→ Record excerpts
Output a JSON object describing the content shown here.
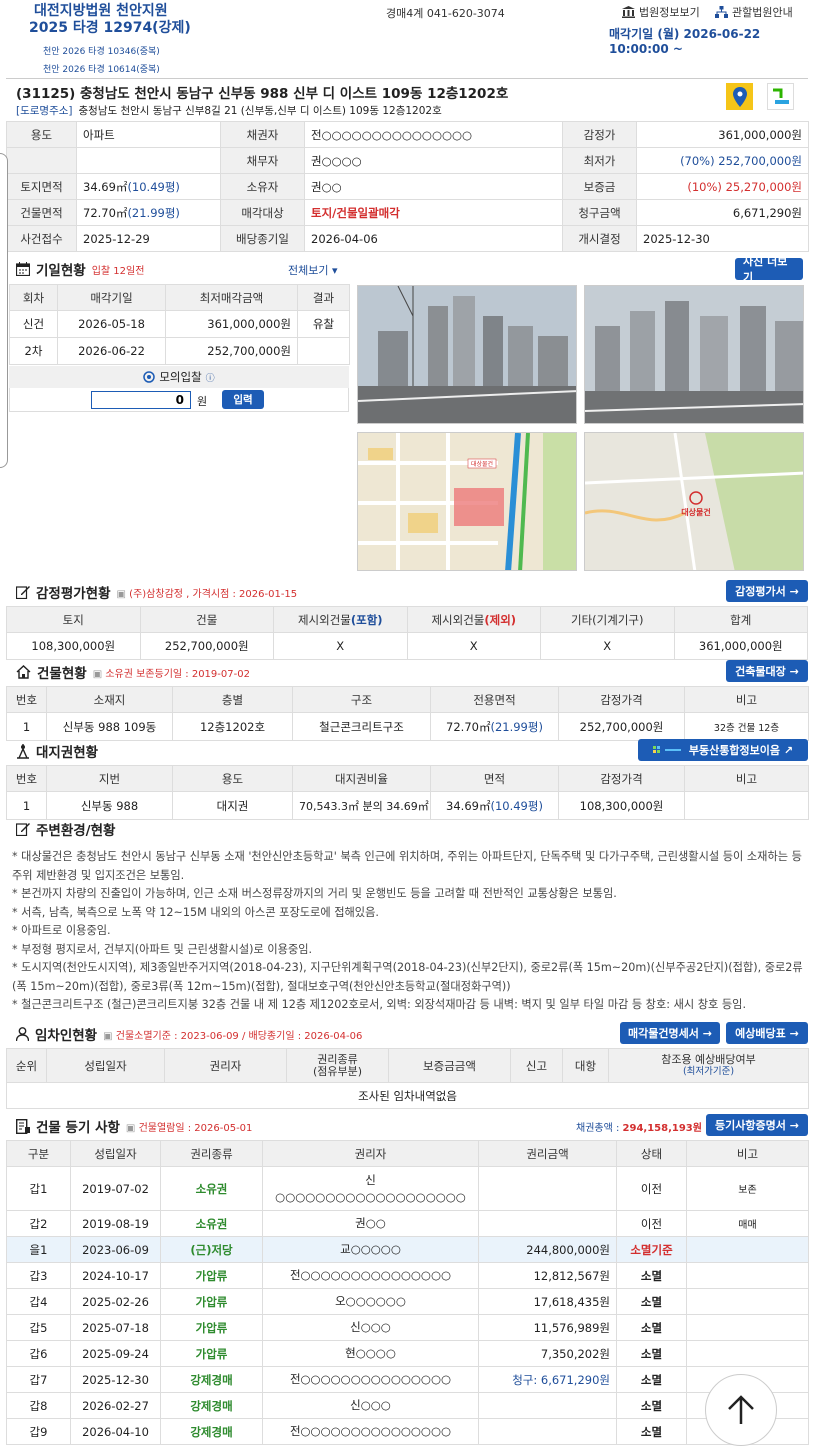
{
  "header": {
    "court": "대전지방법원 천안지원",
    "case_no": "2025 타경 12974(강제)",
    "related_cases": [
      "천안 2026 타경 10346(중복)",
      "천안 2026 타경 10614(중복)"
    ],
    "dept_phone": "경매4계 041-620-3074",
    "court_info_link": "법원정보보기",
    "jurisdiction_link": "관할법원안내",
    "sale_date": "매각기일 (월) 2026-06-22 10:00:00 ~"
  },
  "address": {
    "main": "(31125) 충청남도 천안시 동남구 신부동 988 신부 디 이스트 109동 12층1202호",
    "road_tag": "[도로명주소]",
    "road": "충청남도 천안시 동남구 신부8길 21 (신부동,신부 디 이스트) 109동 12층1202호"
  },
  "summary": {
    "rows": [
      [
        "용도",
        "아파트",
        "채권자",
        "전○○○○○○○○○○○○○○○",
        "감정가",
        "361,000,000원"
      ],
      [
        "",
        "",
        "채무자",
        "권○○○○",
        "최저가",
        "(70%) 252,700,000원"
      ],
      [
        "토지면적",
        "34.69㎡",
        "소유자",
        "권○○",
        "보증금",
        "(10%) 25,270,000원"
      ],
      [
        "건물면적",
        "72.70㎡",
        "매각대상",
        "토지/건물일괄매각",
        "청구금액",
        "6,671,290원"
      ],
      [
        "사건접수",
        "2025-12-29",
        "배당종기일",
        "2026-04-06",
        "개시결정",
        "2025-12-30"
      ]
    ],
    "land_pyeong": "(10.49평)",
    "bldg_pyeong": "(21.99평)"
  },
  "auction_history": {
    "title": "기일현황",
    "badge": "입찰 12일전",
    "view_all": "전체보기",
    "more_photos": "사진 더보기",
    "headers": [
      "회차",
      "매각기일",
      "최저매각금액",
      "결과"
    ],
    "rows": [
      [
        "신건",
        "2026-05-18",
        "361,000,000원",
        "유찰"
      ],
      [
        "2차",
        "2026-06-22",
        "252,700,000원",
        ""
      ]
    ],
    "mock_bid_label": "모의입찰",
    "mock_bid_value": "0",
    "won": "원",
    "input_btn": "입력"
  },
  "map_labels": {
    "map1": "대상물건",
    "map2": "대상물건"
  },
  "appraisal": {
    "title": "감정평가현황",
    "note": "(주)삼창감정 , 가격시점 : 2026-01-15",
    "btn": "감정평가서 →",
    "headers": [
      "토지",
      "건물",
      "제시외건물",
      "제시외건물",
      "기타(기계기구)",
      "합계"
    ],
    "header_suffix": [
      "",
      "",
      "(포함)",
      "(제외)",
      "",
      ""
    ],
    "values": [
      "108,300,000원",
      "252,700,000원",
      "X",
      "X",
      "X",
      "361,000,000원"
    ]
  },
  "building": {
    "title": "건물현황",
    "note": "소유권 보존등기일 : 2019-07-02",
    "btn": "건축물대장 →",
    "headers": [
      "번호",
      "소재지",
      "층별",
      "구조",
      "전용면적",
      "감정가격",
      "비고"
    ],
    "row": [
      "1",
      "신부동 988 109동",
      "12층1202호",
      "철근콘크리트구조",
      "72.70㎡",
      "252,700,000원",
      "32층 건물 12층"
    ],
    "pyeong": "(21.99평)"
  },
  "land_right": {
    "title": "대지권현황",
    "btn": "부동산통합정보이음 ↗",
    "headers": [
      "번호",
      "지번",
      "용도",
      "대지권비율",
      "면적",
      "감정가격",
      "비고"
    ],
    "row": [
      "1",
      "신부동 988",
      "대지권",
      "70,543.3㎡ 분의 34.69㎡",
      "34.69㎡",
      "108,300,000원",
      ""
    ],
    "pyeong": "(10.49평)"
  },
  "surroundings": {
    "title": "주변환경/현황",
    "lines": [
      "* 대상물건은 충청남도 천안시 동남구 신부동 소재 '천안신안초등학교' 북측 인근에 위치하며, 주위는 아파트단지, 단독주택 및 다가구주택, 근린생활시설 등이 소재하는 등 주위 제반환경 및 입지조건은 보통임.",
      "* 본건까지 차량의 진출입이 가능하며, 인근 소재 버스정류장까지의 거리 및 운행빈도 등을 고려할 때 전반적인 교통상황은 보통임.",
      "* 서측, 남측, 북측으로 노폭 약 12~15M 내외의 아스콘 포장도로에 접해있음.",
      "* 아파트로 이용중임.",
      "* 부정형 평지로서, 건부지(아파트 및 근린생활시설)로 이용중임.",
      "* 도시지역(천안도시지역), 제3종일반주거지역(2018-04-23), 지구단위계획구역(2018-04-23)(신부2단지), 중로2류(폭 15m~20m)(신부주공2단지)(접합), 중로2류(폭 15m~20m)(접합), 중로3류(폭 12m~15m)(접합), 절대보호구역(천안신안초등학교(절대정화구역))",
      "* 철근콘크리트구조 (철근)콘크리트지붕 32층 건물 내 제 12층 제1202호로서, 외벽: 외장석재마감 등 내벽: 벽지 및 일부 타일 마감 등 창호: 새시 창호 등임."
    ]
  },
  "tenants": {
    "title": "임차인현황",
    "note": "건물소멸기준 : 2023-06-09 / 배당종기일 : 2026-04-06",
    "btn1": "매각물건명세서 →",
    "btn2": "예상배당표 →",
    "headers": [
      "순위",
      "성립일자",
      "권리자",
      "권리종류",
      "보증금금액",
      "신고",
      "대항",
      "참조용 예상배당여부"
    ],
    "header_sub": [
      "",
      "",
      "",
      "(점유부분)",
      "",
      "",
      "",
      "(최저가기준)"
    ],
    "empty": "조사된 임차내역없음"
  },
  "registry": {
    "title": "건물 등기 사항",
    "note": "건물열람일 : 2026-05-01",
    "total_label": "채권총액 : ",
    "total_value": "294,158,193원",
    "btn": "등기사항증명서 →",
    "headers": [
      "구분",
      "성립일자",
      "권리종류",
      "권리자",
      "권리금액",
      "상태",
      "비고"
    ],
    "rows": [
      {
        "k": "갑1",
        "d": "2019-07-02",
        "t": "소유권",
        "p": "신\n○○○○○○○○○○○○○○○○○○○",
        "a": "",
        "s": "이전",
        "n": "보존"
      },
      {
        "k": "갑2",
        "d": "2019-08-19",
        "t": "소유권",
        "p": "권○○",
        "a": "",
        "s": "이전",
        "n": "매매"
      },
      {
        "k": "을1",
        "d": "2023-06-09",
        "t": "(근)저당",
        "p": "교○○○○○",
        "a": "244,800,000원",
        "s": "소멸기준",
        "n": ""
      },
      {
        "k": "갑3",
        "d": "2024-10-17",
        "t": "가압류",
        "p": "전○○○○○○○○○○○○○○○",
        "a": "12,812,567원",
        "s": "소멸",
        "n": ""
      },
      {
        "k": "갑4",
        "d": "2025-02-26",
        "t": "가압류",
        "p": "오○○○○○○",
        "a": "17,618,435원",
        "s": "소멸",
        "n": ""
      },
      {
        "k": "갑5",
        "d": "2025-07-18",
        "t": "가압류",
        "p": "신○○○",
        "a": "11,576,989원",
        "s": "소멸",
        "n": ""
      },
      {
        "k": "갑6",
        "d": "2025-09-24",
        "t": "가압류",
        "p": "현○○○○",
        "a": "7,350,202원",
        "s": "소멸",
        "n": ""
      },
      {
        "k": "갑7",
        "d": "2025-12-30",
        "t": "강제경매",
        "p": "전○○○○○○○○○○○○○○○",
        "a": "청구: 6,671,290원",
        "s": "소멸",
        "n": ""
      },
      {
        "k": "갑8",
        "d": "2026-02-27",
        "t": "강제경매",
        "p": "신○○○",
        "a": "",
        "s": "소멸",
        "n": ""
      },
      {
        "k": "갑9",
        "d": "2026-04-10",
        "t": "강제경매",
        "p": "전○○○○○○○○○○○○○○○",
        "a": "",
        "s": "소멸",
        "n": ""
      }
    ]
  },
  "colors": {
    "brand": "#1f4e9a",
    "button": "#1d5cb5",
    "alert": "#d32f2f",
    "green": "#2e8b2e"
  }
}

→ Work instructions
State how many lines in the records above contain the word "title", giving only the number.

→ Task result
7